● **Entries provided**
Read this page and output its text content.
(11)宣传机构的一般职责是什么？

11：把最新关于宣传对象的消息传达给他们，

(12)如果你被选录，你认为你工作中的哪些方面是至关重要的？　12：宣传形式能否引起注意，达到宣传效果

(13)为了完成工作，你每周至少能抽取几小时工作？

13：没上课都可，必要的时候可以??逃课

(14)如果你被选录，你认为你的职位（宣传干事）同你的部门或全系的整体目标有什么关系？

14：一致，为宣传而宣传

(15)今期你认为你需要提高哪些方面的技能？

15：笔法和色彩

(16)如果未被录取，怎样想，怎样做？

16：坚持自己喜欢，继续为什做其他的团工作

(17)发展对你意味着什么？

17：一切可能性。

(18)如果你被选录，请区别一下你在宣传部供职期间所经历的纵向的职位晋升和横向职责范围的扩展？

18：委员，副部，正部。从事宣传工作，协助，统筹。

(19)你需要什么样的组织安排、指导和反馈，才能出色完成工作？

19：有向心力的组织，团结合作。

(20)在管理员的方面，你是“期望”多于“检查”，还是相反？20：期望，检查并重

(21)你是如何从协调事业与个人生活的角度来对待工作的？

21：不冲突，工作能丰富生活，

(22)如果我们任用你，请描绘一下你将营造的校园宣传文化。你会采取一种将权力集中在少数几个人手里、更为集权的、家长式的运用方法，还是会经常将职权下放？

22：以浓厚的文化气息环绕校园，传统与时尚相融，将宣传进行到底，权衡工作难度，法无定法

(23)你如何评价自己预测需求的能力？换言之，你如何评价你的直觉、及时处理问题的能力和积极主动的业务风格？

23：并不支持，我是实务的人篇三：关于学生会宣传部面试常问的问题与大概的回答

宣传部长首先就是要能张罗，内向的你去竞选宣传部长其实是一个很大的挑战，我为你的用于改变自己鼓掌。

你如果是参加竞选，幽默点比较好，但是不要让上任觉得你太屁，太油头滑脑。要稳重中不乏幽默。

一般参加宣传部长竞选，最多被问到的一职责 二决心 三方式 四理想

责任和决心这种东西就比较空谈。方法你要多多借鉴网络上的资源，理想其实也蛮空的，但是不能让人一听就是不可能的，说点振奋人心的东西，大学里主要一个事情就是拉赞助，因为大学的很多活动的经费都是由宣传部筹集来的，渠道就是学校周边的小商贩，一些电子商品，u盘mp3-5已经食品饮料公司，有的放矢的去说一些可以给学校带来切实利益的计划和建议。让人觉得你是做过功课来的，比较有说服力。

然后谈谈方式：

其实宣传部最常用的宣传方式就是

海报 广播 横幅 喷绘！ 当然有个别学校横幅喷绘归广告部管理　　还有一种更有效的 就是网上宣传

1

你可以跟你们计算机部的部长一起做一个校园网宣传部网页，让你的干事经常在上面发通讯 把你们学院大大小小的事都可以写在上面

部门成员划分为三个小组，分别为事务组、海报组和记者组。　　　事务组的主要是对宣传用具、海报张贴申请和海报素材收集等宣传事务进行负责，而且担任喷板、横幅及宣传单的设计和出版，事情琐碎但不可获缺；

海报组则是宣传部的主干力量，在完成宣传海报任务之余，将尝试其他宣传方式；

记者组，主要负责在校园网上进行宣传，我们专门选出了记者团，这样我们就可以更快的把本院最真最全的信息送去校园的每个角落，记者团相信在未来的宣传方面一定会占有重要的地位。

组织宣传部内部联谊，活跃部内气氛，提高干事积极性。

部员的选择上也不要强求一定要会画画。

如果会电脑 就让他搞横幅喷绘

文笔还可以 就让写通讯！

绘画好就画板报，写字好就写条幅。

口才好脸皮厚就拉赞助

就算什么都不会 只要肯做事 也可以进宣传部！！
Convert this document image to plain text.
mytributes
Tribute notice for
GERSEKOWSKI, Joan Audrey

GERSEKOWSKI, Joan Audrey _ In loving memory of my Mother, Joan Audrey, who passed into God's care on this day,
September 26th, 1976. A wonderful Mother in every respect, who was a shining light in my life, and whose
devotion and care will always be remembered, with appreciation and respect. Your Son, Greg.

● **Task description**
Pull out every line from the one with "Convert this document image to plain text." to the end of the listing, and output only those.

● **Written response**
Convert this document image to plain text.
mytributes
Tribute notice for
GERSEKOWSKI, Joan Audrey

GERSEKOWSKI, Joan Audrey _ In loving memory of my Mother, Joan Audrey, who passed into God's care on this day,
September 26th, 1976. A wonderful Mother in every respect, who was a shining light in my life, and whose
devotion and care will always be remembered, with appreciation and respect. Your Son, Greg.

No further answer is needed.